(Records of layout regions)
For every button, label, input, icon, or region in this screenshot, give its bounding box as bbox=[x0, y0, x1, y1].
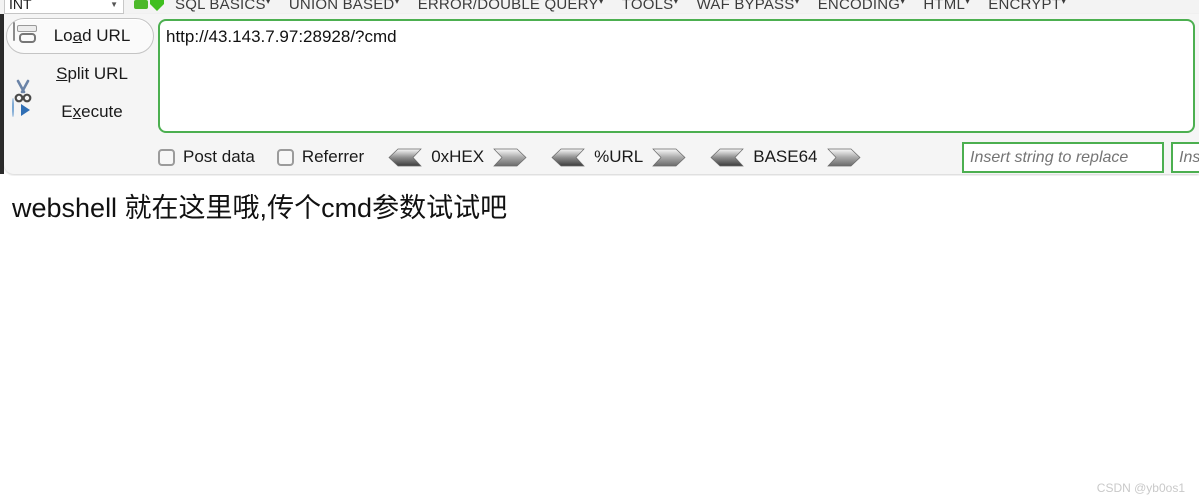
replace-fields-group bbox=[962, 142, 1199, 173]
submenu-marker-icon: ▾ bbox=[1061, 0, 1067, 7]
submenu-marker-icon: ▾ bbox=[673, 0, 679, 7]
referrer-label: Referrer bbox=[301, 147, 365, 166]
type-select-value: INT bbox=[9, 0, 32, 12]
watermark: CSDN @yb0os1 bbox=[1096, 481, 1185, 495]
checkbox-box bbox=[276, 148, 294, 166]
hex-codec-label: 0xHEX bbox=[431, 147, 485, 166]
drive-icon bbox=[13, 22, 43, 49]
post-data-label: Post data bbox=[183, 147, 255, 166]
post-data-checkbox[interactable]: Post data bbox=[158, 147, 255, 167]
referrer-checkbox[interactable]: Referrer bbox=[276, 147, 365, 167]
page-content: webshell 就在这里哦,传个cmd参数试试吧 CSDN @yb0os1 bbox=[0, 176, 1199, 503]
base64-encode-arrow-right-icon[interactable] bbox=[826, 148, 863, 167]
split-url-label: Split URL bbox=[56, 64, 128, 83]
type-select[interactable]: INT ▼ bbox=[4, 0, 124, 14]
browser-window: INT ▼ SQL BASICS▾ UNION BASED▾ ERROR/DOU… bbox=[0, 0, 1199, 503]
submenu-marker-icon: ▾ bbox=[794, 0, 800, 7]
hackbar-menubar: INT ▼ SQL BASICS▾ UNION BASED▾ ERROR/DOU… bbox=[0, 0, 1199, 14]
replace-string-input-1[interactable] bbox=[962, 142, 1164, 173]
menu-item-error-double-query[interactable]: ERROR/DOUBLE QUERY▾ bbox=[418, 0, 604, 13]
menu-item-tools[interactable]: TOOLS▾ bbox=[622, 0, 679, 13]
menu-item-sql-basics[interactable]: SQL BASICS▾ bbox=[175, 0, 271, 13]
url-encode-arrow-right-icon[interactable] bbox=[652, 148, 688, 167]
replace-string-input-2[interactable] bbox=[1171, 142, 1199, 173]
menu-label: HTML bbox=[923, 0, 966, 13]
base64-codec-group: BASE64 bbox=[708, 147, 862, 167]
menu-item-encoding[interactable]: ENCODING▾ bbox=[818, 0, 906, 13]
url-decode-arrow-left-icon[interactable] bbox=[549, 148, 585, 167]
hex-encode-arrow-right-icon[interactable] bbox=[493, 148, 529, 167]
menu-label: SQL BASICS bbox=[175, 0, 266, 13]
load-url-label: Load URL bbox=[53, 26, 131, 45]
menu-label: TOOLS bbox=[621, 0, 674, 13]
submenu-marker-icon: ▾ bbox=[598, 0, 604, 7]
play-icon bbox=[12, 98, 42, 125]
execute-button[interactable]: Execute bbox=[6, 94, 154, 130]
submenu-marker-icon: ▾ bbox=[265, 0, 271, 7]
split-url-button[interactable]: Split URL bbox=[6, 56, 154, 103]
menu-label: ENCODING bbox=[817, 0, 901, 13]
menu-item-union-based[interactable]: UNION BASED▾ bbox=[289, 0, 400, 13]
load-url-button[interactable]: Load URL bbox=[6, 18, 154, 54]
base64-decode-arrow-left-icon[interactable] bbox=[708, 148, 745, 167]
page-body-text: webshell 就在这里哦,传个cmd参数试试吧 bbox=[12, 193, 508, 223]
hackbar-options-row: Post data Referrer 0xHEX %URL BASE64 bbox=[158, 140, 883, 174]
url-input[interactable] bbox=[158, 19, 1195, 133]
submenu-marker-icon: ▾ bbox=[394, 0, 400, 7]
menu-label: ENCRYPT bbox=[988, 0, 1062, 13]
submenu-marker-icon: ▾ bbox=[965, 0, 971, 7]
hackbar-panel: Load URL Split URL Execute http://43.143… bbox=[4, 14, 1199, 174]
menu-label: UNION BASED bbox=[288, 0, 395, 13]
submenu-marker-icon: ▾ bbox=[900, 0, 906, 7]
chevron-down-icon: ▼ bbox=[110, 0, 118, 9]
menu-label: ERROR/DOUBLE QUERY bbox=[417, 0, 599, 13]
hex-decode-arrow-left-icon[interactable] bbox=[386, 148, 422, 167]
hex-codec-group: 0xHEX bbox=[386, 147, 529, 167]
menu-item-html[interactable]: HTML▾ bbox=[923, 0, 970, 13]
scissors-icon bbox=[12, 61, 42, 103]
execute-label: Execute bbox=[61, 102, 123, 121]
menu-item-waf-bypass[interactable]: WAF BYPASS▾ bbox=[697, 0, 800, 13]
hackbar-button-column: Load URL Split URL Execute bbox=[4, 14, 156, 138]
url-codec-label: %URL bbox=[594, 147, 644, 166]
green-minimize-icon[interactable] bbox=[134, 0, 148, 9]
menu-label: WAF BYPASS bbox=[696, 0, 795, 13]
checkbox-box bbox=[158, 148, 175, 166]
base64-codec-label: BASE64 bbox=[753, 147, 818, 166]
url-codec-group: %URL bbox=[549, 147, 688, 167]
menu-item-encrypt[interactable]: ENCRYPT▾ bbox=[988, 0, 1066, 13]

Directive -
Return every line of the material above unchanged, in the same order. Leave any pictures out of your answer.

Written answer -
For every button, label, input, icon, or region in this screenshot, give its bounding box as bbox=[x0, y0, x1, y1].
replace-fields-group bbox=[962, 142, 1199, 173]
submenu-marker-icon: ▾ bbox=[1061, 0, 1067, 7]
submenu-marker-icon: ▾ bbox=[673, 0, 679, 7]
referrer-label: Referrer bbox=[301, 147, 365, 166]
type-select-value: INT bbox=[9, 0, 32, 12]
watermark: CSDN @yb0os1 bbox=[1096, 481, 1185, 495]
checkbox-box bbox=[276, 148, 294, 166]
hex-codec-label: 0xHEX bbox=[431, 147, 485, 166]
drive-icon bbox=[13, 22, 43, 49]
post-data-label: Post data bbox=[183, 147, 255, 166]
post-data-checkbox[interactable]: Post data bbox=[158, 147, 255, 167]
referrer-checkbox[interactable]: Referrer bbox=[276, 147, 365, 167]
page-content: webshell 就在这里哦,传个cmd参数试试吧 CSDN @yb0os1 bbox=[0, 176, 1199, 503]
base64-encode-arrow-right-icon[interactable] bbox=[826, 148, 863, 167]
split-url-label: Split URL bbox=[56, 64, 128, 83]
type-select[interactable]: INT ▼ bbox=[4, 0, 124, 14]
browser-window: INT ▼ SQL BASICS▾ UNION BASED▾ ERROR/DOU… bbox=[0, 0, 1199, 503]
submenu-marker-icon: ▾ bbox=[794, 0, 800, 7]
hackbar-menubar: INT ▼ SQL BASICS▾ UNION BASED▾ ERROR/DOU… bbox=[0, 0, 1199, 14]
replace-string-input-1[interactable] bbox=[962, 142, 1164, 173]
menu-item-error-double-query[interactable]: ERROR/DOUBLE QUERY▾ bbox=[418, 0, 604, 13]
menu-item-tools[interactable]: TOOLS▾ bbox=[622, 0, 679, 13]
menu-item-sql-basics[interactable]: SQL BASICS▾ bbox=[175, 0, 271, 13]
url-encode-arrow-right-icon[interactable] bbox=[652, 148, 688, 167]
replace-string-input-2[interactable] bbox=[1171, 142, 1199, 173]
menu-label: HTML bbox=[923, 0, 966, 13]
base64-codec-group: BASE64 bbox=[708, 147, 862, 167]
menu-item-encoding[interactable]: ENCODING▾ bbox=[818, 0, 906, 13]
url-decode-arrow-left-icon[interactable] bbox=[549, 148, 585, 167]
hex-encode-arrow-right-icon[interactable] bbox=[493, 148, 529, 167]
menu-label: SQL BASICS bbox=[175, 0, 266, 13]
load-url-label: Load URL bbox=[53, 26, 131, 45]
menu-label: TOOLS bbox=[621, 0, 674, 13]
submenu-marker-icon: ▾ bbox=[598, 0, 604, 7]
play-icon bbox=[12, 98, 42, 125]
execute-button[interactable]: Execute bbox=[6, 94, 154, 130]
submenu-marker-icon: ▾ bbox=[265, 0, 271, 7]
split-url-button[interactable]: Split URL bbox=[6, 56, 154, 103]
menu-label: ENCODING bbox=[817, 0, 901, 13]
menu-item-union-based[interactable]: UNION BASED▾ bbox=[289, 0, 400, 13]
load-url-button[interactable]: Load URL bbox=[6, 18, 154, 54]
base64-decode-arrow-left-icon[interactable] bbox=[708, 148, 745, 167]
page-body-text: webshell 就在这里哦,传个cmd参数试试吧 bbox=[12, 193, 508, 223]
hackbar-options-row: Post data Referrer 0xHEX %URL BASE64 bbox=[158, 140, 883, 174]
url-input[interactable] bbox=[158, 19, 1195, 133]
submenu-marker-icon: ▾ bbox=[394, 0, 400, 7]
menu-label: ENCRYPT bbox=[988, 0, 1062, 13]
submenu-marker-icon: ▾ bbox=[965, 0, 971, 7]
hackbar-panel: Load URL Split URL Execute http://43.143… bbox=[4, 14, 1199, 174]
menu-label: UNION BASED bbox=[288, 0, 395, 13]
submenu-marker-icon: ▾ bbox=[900, 0, 906, 7]
chevron-down-icon: ▼ bbox=[110, 0, 118, 9]
menu-label: ERROR/DOUBLE QUERY bbox=[417, 0, 599, 13]
hex-decode-arrow-left-icon[interactable] bbox=[386, 148, 422, 167]
hex-codec-group: 0xHEX bbox=[386, 147, 529, 167]
menu-item-html[interactable]: HTML▾ bbox=[923, 0, 970, 13]
scissors-icon bbox=[12, 61, 42, 103]
execute-label: Execute bbox=[61, 102, 123, 121]
menu-item-waf-bypass[interactable]: WAF BYPASS▾ bbox=[697, 0, 800, 13]
hackbar-button-column: Load URL Split URL Execute bbox=[4, 14, 156, 138]
url-codec-label: %URL bbox=[594, 147, 644, 166]
green-minimize-icon[interactable] bbox=[134, 0, 148, 9]
menu-label: WAF BYPASS bbox=[696, 0, 795, 13]
checkbox-box bbox=[158, 148, 175, 166]
base64-codec-label: BASE64 bbox=[753, 147, 818, 166]
url-codec-group: %URL bbox=[549, 147, 688, 167]
menu-item-encrypt[interactable]: ENCRYPT▾ bbox=[988, 0, 1066, 13]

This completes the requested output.